PROBLEM REQUIREMENTS >> Present every line in which the string "Type" appears.

Stored items:
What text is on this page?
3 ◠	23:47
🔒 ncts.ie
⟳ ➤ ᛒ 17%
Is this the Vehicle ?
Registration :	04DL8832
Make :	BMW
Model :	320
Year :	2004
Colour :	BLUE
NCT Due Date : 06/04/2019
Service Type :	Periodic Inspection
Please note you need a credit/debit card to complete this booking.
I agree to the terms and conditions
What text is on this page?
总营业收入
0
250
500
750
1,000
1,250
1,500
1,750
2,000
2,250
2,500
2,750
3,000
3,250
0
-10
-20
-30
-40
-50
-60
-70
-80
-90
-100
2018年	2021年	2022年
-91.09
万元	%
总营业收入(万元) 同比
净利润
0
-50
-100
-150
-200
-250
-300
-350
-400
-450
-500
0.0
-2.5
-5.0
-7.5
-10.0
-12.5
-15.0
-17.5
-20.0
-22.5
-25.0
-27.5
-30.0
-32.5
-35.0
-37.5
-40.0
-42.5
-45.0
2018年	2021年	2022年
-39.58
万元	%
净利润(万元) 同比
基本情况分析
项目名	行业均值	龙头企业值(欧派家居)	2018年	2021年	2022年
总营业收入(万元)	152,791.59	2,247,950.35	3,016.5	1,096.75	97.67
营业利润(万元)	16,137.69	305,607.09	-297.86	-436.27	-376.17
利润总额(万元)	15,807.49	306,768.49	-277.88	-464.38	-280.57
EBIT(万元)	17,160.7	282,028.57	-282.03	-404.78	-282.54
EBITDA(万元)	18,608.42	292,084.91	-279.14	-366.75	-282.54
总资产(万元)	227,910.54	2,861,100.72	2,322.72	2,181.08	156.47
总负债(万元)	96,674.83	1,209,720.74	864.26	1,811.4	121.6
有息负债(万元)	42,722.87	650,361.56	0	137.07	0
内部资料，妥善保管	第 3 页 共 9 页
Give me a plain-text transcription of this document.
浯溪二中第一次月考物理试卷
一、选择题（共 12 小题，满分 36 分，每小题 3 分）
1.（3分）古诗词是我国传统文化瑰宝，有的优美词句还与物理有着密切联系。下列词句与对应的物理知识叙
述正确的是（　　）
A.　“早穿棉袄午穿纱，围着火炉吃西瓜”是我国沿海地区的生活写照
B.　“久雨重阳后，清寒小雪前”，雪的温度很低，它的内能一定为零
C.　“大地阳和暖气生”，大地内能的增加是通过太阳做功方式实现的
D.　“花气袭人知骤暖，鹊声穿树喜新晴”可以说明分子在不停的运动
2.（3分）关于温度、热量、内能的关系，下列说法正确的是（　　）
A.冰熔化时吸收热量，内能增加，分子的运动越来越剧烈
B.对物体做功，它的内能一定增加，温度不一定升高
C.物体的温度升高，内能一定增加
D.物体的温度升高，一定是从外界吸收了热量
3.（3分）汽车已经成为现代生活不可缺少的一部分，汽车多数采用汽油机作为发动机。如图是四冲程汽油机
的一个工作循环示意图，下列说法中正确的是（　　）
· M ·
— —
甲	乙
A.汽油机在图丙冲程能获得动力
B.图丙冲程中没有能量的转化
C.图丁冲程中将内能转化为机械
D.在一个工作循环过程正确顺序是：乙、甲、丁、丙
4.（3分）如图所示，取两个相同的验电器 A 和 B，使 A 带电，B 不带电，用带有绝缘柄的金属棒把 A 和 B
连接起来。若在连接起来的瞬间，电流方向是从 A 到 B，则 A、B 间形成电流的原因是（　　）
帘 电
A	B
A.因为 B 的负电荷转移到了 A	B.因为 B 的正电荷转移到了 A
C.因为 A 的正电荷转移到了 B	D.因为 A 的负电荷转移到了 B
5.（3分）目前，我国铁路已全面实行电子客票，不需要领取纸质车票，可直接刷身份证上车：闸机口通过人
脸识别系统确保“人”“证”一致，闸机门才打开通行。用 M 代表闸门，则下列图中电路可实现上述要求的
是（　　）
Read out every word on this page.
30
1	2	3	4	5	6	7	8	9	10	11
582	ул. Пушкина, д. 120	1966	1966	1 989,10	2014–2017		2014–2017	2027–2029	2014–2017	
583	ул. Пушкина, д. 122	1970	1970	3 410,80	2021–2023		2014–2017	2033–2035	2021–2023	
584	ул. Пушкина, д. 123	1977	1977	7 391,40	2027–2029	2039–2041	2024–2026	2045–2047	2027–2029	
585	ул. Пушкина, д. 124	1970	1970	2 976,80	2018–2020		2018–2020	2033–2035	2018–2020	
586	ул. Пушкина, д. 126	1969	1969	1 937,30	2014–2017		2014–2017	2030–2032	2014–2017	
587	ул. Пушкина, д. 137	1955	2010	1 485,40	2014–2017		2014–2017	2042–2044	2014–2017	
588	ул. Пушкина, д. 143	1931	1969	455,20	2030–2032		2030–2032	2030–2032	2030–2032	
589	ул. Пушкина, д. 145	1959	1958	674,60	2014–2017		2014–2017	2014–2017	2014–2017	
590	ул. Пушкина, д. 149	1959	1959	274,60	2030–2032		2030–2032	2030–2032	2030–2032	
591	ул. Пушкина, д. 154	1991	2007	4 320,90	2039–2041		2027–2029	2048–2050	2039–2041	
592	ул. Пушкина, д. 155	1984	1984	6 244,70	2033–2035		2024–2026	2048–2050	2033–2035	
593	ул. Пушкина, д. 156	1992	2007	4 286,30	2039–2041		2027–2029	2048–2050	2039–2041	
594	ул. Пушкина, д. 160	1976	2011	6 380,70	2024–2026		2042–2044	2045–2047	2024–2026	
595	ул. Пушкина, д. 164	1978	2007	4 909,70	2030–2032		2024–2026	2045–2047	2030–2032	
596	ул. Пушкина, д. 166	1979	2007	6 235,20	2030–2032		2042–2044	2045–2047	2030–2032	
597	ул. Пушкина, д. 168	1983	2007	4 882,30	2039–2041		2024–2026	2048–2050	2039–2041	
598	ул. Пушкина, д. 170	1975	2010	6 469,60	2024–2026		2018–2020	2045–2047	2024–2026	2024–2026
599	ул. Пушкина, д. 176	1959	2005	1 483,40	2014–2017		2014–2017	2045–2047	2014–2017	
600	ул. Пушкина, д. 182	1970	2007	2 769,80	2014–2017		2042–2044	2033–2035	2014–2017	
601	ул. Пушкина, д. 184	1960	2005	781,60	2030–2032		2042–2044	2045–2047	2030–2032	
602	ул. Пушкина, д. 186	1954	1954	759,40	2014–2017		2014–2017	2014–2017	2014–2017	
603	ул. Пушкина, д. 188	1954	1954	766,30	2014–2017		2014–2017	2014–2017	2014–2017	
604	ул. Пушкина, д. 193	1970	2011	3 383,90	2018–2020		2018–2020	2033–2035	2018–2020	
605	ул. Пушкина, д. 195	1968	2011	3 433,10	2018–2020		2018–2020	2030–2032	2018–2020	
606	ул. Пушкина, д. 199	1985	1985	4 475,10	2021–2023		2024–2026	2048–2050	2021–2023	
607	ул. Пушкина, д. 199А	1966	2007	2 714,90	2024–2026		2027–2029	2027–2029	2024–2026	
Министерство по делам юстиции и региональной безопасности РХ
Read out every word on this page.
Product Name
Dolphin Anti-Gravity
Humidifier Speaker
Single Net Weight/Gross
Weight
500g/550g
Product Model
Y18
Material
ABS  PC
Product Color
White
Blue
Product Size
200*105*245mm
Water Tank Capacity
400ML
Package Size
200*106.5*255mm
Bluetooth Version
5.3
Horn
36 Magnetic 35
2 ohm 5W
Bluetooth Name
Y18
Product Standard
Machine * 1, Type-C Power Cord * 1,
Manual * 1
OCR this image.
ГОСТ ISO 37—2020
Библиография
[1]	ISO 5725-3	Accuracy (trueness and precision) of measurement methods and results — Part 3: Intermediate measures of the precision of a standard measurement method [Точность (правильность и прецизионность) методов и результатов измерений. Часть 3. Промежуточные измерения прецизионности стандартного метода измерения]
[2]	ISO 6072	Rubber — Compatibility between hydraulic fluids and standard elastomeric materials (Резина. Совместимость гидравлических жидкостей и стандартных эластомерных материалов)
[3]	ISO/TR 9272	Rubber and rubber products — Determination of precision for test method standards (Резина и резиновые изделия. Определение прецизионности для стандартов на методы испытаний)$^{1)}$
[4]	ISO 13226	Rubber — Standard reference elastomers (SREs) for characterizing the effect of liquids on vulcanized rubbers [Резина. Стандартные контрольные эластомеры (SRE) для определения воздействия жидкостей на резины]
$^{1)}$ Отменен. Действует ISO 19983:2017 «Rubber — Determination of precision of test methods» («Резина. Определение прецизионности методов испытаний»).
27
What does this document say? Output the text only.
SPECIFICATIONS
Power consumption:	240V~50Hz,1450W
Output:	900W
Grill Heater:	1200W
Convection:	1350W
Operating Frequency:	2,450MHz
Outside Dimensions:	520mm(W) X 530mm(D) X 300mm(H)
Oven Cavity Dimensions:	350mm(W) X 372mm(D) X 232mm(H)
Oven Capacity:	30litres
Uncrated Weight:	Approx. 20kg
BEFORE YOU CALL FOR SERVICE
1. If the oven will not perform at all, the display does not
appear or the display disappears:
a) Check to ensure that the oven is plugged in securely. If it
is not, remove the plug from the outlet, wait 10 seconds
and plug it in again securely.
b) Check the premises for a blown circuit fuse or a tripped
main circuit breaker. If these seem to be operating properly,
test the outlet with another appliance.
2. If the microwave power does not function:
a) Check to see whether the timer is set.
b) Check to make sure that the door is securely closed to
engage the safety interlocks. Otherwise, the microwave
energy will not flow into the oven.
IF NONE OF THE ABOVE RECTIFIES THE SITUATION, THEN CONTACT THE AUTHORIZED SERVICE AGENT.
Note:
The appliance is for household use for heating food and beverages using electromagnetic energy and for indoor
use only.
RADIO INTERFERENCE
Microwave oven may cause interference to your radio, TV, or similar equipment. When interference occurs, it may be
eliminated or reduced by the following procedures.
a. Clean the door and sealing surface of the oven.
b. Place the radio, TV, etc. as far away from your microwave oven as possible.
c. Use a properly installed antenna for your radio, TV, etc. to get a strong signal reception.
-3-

EXERCISE RESPONSE >>
Service Type :	Periodic Inspection
Machine * 1, Type-C Power Cord * 1,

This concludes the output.